===== DATA FOR PROCESSING

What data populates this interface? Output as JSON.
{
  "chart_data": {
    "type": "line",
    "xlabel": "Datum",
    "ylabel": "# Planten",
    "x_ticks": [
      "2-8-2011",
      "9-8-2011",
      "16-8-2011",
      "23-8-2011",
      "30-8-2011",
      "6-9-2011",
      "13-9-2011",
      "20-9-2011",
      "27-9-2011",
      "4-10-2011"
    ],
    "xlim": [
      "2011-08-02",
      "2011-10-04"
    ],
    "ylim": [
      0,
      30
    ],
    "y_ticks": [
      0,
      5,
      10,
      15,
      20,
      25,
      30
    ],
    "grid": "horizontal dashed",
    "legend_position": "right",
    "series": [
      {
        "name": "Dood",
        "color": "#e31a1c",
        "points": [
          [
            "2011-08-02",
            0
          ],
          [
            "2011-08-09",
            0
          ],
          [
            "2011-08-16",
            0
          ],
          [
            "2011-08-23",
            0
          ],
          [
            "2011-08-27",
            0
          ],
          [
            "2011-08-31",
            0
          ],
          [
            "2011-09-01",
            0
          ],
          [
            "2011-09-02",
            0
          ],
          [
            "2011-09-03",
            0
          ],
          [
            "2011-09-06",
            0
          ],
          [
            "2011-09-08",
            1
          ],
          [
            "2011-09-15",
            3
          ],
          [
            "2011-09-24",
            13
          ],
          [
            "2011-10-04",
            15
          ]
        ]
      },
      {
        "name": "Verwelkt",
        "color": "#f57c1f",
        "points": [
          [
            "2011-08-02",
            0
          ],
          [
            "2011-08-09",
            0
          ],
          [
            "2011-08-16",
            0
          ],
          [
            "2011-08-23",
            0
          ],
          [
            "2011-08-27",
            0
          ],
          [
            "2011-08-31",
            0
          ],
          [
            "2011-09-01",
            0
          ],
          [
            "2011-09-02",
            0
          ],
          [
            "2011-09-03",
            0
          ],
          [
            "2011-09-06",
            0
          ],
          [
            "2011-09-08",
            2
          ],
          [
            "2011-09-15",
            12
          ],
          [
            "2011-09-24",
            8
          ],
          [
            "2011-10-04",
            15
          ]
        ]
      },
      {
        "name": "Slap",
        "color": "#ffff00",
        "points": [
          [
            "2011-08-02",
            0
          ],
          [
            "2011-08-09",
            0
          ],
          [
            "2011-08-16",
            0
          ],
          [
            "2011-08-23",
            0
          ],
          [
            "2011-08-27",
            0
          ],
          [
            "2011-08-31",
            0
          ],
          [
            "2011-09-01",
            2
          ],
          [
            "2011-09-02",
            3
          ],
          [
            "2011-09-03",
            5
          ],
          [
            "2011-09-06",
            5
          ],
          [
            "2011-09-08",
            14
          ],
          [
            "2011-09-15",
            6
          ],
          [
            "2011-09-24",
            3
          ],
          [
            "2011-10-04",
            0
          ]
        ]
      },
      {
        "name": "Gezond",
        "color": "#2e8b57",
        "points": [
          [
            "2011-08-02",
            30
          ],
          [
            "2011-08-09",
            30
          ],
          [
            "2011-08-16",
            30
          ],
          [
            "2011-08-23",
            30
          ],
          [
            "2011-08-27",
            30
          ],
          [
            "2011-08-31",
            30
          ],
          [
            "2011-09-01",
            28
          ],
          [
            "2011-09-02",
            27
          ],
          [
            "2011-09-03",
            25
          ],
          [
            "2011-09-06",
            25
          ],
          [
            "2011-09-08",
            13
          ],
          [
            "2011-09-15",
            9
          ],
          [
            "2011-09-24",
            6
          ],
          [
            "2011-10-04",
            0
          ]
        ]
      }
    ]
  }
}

==========

| EXERCISE BRIEF |
Your task is to repeat each line of the material exactly.

| FULL RESPONSE |
What data populates this interface? Output as JSON.
{
  "chart_data": {
    "type": "line",
    "xlabel": "Datum",
    "ylabel": "# Planten",
    "x_ticks": [
      "2-8-2011",
      "9-8-2011",
      "16-8-2011",
      "23-8-2011",
      "30-8-2011",
      "6-9-2011",
      "13-9-2011",
      "20-9-2011",
      "27-9-2011",
      "4-10-2011"
    ],
    "xlim": [
      "2011-08-02",
      "2011-10-04"
    ],
    "ylim": [
      0,
      30
    ],
    "y_ticks": [
      0,
      5,
      10,
      15,
      20,
      25,
      30
    ],
    "grid": "horizontal dashed",
    "legend_position": "right",
    "series": [
      {
        "name": "Dood",
        "color": "#e31a1c",
        "points": [
          [
            "2011-08-02",
            0
          ],
          [
            "2011-08-09",
            0
          ],
          [
            "2011-08-16",
            0
          ],
          [
            "2011-08-23",
            0
          ],
          [
            "2011-08-27",
            0
          ],
          [
            "2011-08-31",
            0
          ],
          [
            "2011-09-01",
            0
          ],
          [
            "2011-09-02",
            0
          ],
          [
            "2011-09-03",
            0
          ],
          [
            "2011-09-06",
            0
          ],
          [
            "2011-09-08",
            1
          ],
          [
            "2011-09-15",
            3
          ],
          [
            "2011-09-24",
            13
          ],
          [
            "2011-10-04",
            15
          ]
        ]
      },
      {
        "name": "Verwelkt",
        "color": "#f57c1f",
        "points": [
          [
            "2011-08-02",
            0
          ],
          [
            "2011-08-09",
            0
          ],
          [
            "2011-08-16",
            0
          ],
          [
            "2011-08-23",
            0
          ],
          [
            "2011-08-27",
            0
          ],
          [
            "2011-08-31",
            0
          ],
          [
            "2011-09-01",
            0
          ],
          [
            "2011-09-02",
            0
          ],
          [
            "2011-09-03",
            0
          ],
          [
            "2011-09-06",
            0
          ],
          [
            "2011-09-08",
            2
          ],
          [
            "2011-09-15",
            12
          ],
          [
            "2011-09-24",
            8
          ],
          [
            "2011-10-04",
            15
          ]
        ]
      },
      {
        "name": "Slap",
        "color": "#ffff00",
        "points": [
          [
            "2011-08-02",
            0
          ],
          [
            "2011-08-09",
            0
          ],
          [
            "2011-08-16",
            0
          ],
          [
            "2011-08-23",
            0
          ],
          [
            "2011-08-27",
            0
          ],
          [
            "2011-08-31",
            0
          ],
          [
            "2011-09-01",
            2
          ],
          [
            "2011-09-02",
            3
          ],
          [
            "2011-09-03",
            5
          ],
          [
            "2011-09-06",
            5
          ],
          [
            "2011-09-08",
            14
          ],
          [
            "2011-09-15",
            6
          ],
          [
            "2011-09-24",
            3
          ],
          [
            "2011-10-04",
            0
          ]
        ]
      },
      {
        "name": "Gezond",
        "color": "#2e8b57",
        "points": [
          [
            "2011-08-02",
            30
          ],
          [
            "2011-08-09",
            30
          ],
          [
            "2011-08-16",
            30
          ],
          [
            "2011-08-23",
            30
          ],
          [
            "2011-08-27",
            30
          ],
          [
            "2011-08-31",
            30
          ],
          [
            "2011-09-01",
            28
          ],
          [
            "2011-09-02",
            27
          ],
          [
            "2011-09-03",
            25
          ],
          [
            "2011-09-06",
            25
          ],
          [
            "2011-09-08",
            13
          ],
          [
            "2011-09-15",
            9
          ],
          [
            "2011-09-24",
            6
          ],
          [
            "2011-10-04",
            0
          ]
        ]
      }
    ]
  }
}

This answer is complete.